§ To be done
Report, word for word, every line of the material that contains "title".

§ Task inputs
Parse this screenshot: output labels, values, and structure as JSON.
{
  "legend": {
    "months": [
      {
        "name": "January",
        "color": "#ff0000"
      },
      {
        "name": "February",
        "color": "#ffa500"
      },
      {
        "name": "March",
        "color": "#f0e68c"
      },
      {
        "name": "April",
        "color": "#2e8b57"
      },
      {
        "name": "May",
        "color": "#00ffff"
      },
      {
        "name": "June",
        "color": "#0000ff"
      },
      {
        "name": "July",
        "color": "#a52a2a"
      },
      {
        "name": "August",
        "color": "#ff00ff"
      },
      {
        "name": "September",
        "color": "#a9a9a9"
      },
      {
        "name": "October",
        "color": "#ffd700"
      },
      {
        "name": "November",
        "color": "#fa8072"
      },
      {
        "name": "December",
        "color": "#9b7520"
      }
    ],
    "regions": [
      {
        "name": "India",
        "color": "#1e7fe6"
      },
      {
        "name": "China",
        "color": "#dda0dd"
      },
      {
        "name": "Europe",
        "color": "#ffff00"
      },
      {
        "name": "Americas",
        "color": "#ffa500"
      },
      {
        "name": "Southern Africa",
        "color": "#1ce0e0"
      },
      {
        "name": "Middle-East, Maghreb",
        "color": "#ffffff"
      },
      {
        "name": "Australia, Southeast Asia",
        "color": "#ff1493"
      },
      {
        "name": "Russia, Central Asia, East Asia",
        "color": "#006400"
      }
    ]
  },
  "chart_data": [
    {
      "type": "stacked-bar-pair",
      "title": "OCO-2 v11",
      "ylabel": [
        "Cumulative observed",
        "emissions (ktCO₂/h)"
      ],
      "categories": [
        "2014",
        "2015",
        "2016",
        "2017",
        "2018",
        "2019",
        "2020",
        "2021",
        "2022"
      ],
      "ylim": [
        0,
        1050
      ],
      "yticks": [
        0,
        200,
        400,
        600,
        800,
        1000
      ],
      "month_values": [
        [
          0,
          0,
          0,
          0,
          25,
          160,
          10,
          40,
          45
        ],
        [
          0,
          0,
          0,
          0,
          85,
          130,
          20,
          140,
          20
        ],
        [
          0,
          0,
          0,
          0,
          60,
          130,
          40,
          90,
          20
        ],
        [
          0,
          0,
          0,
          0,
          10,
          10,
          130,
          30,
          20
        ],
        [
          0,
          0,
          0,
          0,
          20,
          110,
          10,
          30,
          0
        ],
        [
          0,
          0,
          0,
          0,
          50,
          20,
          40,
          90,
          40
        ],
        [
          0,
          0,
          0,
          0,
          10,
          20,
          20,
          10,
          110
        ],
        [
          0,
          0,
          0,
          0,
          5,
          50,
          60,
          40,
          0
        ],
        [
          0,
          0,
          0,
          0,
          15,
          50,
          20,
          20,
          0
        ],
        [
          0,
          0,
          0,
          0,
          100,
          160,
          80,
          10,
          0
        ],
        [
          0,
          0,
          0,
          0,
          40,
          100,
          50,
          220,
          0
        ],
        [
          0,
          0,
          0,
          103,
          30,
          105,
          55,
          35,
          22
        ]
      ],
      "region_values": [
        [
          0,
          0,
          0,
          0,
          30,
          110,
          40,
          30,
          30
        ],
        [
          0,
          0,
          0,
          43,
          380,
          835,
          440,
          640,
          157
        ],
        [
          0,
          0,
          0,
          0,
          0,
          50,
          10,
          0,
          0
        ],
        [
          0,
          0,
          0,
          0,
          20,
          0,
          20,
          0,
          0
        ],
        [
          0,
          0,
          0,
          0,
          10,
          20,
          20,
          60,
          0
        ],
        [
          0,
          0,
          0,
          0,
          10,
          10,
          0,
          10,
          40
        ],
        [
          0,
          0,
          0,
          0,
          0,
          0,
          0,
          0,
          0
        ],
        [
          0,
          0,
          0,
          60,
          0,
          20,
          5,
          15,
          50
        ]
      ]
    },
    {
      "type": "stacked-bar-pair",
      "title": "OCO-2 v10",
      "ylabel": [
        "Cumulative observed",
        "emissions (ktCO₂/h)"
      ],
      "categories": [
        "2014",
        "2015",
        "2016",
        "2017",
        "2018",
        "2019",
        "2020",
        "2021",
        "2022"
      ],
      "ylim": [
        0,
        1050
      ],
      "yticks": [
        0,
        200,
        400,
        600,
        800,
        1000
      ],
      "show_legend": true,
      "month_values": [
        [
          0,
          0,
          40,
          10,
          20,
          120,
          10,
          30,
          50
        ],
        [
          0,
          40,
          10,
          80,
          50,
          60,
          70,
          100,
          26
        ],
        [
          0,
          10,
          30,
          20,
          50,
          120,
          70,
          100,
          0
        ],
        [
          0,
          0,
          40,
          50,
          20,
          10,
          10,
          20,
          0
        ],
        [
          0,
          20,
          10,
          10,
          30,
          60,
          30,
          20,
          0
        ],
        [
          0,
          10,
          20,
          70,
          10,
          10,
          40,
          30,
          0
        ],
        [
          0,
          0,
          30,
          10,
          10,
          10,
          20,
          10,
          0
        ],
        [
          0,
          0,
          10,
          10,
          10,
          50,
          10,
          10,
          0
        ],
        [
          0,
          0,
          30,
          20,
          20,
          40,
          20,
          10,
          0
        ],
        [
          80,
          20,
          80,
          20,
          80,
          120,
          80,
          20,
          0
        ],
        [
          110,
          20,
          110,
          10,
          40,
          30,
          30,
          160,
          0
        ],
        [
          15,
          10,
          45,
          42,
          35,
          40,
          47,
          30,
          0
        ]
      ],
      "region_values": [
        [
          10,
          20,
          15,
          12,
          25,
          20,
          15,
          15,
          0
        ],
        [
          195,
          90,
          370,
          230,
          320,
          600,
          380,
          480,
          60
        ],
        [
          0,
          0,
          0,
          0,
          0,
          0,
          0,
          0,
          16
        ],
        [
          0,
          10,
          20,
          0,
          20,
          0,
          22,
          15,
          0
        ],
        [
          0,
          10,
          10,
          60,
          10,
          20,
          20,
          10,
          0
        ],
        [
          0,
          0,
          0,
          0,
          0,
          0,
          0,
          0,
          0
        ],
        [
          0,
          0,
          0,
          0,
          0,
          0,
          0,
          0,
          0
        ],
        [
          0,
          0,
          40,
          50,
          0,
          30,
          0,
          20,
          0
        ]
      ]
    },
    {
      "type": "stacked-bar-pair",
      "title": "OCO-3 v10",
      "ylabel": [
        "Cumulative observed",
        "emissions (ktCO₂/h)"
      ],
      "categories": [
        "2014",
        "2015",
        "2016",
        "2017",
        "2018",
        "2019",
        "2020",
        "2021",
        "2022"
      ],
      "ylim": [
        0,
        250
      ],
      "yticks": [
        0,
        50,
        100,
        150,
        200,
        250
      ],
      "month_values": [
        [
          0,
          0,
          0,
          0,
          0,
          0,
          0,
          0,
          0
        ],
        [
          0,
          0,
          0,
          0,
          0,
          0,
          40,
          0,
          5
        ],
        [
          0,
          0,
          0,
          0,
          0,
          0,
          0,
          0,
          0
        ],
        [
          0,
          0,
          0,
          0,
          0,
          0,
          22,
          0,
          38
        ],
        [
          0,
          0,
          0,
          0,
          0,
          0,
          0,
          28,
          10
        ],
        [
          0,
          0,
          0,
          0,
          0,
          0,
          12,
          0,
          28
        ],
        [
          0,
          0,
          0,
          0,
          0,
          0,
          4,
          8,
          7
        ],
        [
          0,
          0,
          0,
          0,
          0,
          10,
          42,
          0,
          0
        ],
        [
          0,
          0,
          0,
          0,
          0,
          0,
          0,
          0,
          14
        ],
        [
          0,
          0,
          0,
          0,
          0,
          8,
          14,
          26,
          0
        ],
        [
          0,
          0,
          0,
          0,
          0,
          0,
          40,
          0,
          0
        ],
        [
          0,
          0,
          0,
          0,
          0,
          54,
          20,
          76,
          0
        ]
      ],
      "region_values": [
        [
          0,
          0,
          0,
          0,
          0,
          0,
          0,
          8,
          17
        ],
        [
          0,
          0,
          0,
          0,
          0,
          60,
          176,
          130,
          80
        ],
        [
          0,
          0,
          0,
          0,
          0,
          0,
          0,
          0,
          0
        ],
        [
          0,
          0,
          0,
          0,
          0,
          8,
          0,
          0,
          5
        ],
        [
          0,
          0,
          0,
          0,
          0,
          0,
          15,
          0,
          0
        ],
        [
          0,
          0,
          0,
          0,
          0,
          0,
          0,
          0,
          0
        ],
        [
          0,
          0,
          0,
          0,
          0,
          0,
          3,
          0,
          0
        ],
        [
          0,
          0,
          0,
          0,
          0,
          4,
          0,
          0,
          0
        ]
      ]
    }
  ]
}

§ Reply
      "title": "OCO-2 v11",
      "title": "OCO-2 v10",
      "title": "OCO-3 v10",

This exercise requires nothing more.